··· Available data

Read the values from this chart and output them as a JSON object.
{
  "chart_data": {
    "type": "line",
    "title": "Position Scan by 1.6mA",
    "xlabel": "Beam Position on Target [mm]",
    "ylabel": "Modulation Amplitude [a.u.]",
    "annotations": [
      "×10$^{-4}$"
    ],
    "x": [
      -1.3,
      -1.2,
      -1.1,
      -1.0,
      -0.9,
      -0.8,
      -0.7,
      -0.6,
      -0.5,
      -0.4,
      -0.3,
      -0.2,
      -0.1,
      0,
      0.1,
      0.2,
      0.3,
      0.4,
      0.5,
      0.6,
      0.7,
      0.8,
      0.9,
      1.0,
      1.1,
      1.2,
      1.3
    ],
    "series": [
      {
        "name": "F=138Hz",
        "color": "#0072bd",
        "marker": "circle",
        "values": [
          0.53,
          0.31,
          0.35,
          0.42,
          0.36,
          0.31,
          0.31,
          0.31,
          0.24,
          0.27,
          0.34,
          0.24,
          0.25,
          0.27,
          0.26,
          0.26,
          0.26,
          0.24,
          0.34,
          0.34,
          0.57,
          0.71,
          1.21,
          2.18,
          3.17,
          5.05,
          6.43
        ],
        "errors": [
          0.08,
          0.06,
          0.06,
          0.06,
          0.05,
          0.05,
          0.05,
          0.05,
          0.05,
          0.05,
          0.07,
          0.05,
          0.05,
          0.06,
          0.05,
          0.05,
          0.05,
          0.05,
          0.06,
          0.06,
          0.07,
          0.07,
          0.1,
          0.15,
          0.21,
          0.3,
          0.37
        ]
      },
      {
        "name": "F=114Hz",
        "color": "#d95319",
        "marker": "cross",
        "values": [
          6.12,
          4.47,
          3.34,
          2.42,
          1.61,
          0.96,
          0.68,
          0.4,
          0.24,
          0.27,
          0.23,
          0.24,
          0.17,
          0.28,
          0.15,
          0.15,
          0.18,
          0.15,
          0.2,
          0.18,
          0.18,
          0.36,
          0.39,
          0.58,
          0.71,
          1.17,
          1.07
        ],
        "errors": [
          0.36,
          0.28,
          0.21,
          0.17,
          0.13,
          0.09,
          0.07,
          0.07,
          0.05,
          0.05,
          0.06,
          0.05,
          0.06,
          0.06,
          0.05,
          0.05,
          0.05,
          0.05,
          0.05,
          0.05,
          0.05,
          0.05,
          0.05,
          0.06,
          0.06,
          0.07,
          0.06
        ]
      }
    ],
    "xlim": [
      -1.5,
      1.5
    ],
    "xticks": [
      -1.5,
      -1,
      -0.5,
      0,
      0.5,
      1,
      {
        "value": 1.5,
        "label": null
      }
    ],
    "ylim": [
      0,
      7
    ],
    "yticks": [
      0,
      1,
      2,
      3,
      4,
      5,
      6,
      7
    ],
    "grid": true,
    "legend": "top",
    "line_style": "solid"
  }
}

······

Go through the material above and copy each line that has the word "Position".

## The solution
    "title": "Position Scan by 1.6mA",
    "xlabel": "Beam Position on Target [mm]",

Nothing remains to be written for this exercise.